> **Exercise directions**
Look through the listing and locate every line containing the word "celkem"; copy those lines.

> **Records to use**
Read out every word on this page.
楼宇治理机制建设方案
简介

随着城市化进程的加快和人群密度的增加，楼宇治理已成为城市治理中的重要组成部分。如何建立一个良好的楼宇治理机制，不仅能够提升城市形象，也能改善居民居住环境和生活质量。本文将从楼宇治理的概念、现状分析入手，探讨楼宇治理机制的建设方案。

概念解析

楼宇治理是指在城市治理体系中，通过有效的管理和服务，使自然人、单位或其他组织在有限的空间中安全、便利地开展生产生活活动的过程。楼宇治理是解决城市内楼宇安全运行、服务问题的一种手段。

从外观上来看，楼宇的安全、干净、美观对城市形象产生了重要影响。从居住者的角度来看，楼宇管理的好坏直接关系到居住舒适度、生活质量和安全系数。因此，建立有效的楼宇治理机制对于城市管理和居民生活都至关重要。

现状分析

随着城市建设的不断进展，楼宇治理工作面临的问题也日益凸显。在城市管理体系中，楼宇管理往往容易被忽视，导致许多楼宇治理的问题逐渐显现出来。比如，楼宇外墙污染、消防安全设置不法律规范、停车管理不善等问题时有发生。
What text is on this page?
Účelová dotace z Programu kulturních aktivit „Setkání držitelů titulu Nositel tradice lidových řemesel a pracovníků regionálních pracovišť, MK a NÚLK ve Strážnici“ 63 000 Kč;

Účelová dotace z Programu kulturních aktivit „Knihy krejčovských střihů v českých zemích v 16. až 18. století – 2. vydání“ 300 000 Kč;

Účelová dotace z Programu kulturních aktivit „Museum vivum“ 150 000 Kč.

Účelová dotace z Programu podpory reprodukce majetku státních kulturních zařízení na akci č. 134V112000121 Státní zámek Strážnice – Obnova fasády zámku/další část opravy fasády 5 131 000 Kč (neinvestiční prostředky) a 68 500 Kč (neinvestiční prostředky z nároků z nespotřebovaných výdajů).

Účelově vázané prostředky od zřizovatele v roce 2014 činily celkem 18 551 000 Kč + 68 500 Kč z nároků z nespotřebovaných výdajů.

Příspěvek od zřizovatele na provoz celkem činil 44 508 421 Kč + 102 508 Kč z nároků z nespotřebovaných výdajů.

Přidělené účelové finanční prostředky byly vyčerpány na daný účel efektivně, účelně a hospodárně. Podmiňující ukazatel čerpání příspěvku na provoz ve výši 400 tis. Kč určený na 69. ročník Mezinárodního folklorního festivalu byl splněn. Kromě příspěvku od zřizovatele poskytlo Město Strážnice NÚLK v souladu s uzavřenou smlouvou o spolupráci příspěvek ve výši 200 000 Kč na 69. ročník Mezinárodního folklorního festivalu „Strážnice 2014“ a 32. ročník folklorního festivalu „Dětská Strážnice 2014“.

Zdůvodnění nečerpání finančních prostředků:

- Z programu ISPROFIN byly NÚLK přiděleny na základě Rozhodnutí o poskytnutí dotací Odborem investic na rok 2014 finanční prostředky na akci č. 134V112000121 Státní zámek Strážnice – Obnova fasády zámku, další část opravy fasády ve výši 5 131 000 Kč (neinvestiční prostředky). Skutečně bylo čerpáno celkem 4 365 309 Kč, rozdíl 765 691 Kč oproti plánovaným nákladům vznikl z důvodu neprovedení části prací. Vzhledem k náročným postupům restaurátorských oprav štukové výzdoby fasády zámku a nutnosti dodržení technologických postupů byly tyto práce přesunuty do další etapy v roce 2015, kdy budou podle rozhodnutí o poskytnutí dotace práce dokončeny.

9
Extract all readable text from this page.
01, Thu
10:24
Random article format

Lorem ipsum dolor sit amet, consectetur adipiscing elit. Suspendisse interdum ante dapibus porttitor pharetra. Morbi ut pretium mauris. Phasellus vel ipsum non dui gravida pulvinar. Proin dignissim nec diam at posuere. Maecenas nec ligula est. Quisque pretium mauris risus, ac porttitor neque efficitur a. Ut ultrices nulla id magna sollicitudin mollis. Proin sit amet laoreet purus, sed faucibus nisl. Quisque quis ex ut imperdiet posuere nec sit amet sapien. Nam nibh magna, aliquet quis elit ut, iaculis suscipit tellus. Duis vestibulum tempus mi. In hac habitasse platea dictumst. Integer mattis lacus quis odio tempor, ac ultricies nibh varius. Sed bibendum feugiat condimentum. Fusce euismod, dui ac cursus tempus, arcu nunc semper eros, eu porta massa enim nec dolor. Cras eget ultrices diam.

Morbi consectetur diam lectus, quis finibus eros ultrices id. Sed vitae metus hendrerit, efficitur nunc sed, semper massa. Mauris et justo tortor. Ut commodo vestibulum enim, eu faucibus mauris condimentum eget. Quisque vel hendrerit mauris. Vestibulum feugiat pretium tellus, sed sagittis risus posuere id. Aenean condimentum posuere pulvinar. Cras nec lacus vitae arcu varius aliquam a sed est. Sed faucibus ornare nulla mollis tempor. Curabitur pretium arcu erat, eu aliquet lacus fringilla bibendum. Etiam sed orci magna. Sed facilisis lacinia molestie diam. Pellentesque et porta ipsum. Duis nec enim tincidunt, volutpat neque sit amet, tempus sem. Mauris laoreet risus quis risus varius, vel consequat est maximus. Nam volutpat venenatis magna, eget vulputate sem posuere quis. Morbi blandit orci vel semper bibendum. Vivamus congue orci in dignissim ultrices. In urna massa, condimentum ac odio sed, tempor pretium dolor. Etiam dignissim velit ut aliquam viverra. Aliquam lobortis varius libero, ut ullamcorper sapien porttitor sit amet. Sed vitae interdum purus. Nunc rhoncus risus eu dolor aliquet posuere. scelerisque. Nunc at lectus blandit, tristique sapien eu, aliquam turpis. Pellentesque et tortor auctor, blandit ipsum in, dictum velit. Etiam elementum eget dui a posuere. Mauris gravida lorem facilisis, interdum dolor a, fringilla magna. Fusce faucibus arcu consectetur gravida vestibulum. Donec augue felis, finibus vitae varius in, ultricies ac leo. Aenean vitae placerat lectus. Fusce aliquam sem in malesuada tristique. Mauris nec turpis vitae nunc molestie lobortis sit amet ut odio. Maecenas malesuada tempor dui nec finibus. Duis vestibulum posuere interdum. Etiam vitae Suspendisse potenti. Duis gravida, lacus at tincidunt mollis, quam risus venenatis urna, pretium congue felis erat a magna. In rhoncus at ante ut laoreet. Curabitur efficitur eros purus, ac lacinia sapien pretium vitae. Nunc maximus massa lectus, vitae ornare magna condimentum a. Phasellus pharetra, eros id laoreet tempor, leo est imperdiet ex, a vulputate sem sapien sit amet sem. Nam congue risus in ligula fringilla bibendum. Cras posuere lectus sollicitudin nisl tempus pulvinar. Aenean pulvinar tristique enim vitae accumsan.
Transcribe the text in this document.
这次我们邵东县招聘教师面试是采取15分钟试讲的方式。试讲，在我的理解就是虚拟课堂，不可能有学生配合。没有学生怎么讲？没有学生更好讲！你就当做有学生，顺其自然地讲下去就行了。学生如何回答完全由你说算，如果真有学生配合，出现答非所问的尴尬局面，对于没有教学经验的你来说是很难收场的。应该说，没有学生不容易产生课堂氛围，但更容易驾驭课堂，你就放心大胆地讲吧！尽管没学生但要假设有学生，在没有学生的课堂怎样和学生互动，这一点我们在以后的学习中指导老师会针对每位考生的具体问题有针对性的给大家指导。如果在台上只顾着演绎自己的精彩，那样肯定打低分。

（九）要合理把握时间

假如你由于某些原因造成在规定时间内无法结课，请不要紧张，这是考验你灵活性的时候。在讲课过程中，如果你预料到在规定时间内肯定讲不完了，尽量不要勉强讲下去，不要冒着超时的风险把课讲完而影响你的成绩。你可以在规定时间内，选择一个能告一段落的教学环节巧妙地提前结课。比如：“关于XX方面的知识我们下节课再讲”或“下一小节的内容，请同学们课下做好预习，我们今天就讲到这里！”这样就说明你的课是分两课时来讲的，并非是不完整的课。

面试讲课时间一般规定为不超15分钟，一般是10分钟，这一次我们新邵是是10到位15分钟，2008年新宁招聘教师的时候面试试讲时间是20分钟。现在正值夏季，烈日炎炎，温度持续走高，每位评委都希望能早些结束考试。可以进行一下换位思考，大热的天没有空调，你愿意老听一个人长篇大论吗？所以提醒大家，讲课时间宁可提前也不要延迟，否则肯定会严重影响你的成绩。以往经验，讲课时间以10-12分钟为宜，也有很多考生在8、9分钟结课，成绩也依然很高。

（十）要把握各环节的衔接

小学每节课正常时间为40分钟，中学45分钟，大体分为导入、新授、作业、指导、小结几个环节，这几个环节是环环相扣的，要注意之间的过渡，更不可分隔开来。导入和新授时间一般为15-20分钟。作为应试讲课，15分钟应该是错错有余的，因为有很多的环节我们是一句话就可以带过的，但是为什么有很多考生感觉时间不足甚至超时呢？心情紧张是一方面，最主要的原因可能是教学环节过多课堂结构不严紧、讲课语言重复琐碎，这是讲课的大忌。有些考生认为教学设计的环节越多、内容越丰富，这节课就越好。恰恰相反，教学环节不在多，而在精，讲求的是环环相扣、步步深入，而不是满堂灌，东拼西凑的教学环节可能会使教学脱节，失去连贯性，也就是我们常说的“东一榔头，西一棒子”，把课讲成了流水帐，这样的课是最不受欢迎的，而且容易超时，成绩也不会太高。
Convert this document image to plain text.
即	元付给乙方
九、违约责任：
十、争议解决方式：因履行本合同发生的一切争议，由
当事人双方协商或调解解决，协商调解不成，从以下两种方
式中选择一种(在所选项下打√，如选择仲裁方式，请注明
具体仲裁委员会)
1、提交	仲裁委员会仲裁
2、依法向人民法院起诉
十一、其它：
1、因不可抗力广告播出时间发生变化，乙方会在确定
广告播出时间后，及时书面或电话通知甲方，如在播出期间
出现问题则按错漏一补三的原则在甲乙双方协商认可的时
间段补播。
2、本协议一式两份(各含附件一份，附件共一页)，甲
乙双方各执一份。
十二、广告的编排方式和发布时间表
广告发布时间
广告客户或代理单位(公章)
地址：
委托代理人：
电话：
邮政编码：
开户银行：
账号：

> **Reply**
Účelově vázané prostředky od zřizovatele v roce 2014 činily celkem 18 551 000 Kč + 68 500 Kč z nároků z nespotřebovaných výdajů.
Příspěvek od zřizovatele na provoz celkem činil 44 508 421 Kč + 102 508 Kč z nároků z nespotřebovaných výdajů.
- Z programu ISPROFIN byly NÚLK přiděleny na základě Rozhodnutí o poskytnutí dotací Odborem investic na rok 2014 finanční prostředky na akci č. 134V112000121 Státní zámek Strážnice – Obnova fasády zámku, další část opravy fasády ve výši 5 131 000 Kč (neinvestiční prostředky). Skutečně bylo čerpáno celkem 4 365 309 Kč, rozdíl 765 691 Kč oproti plánovaným nákladům vznikl z důvodu neprovedení části prací. Vzhledem k náročným postupům restaurátorských oprav štukové výzdoby fasády zámku a nutnosti dodržení technologických postupů byly tyto práce přesunuty do další etapy v roce 2015, kdy budou podle rozhodnutí o poskytnutí dotace práce dokončeny.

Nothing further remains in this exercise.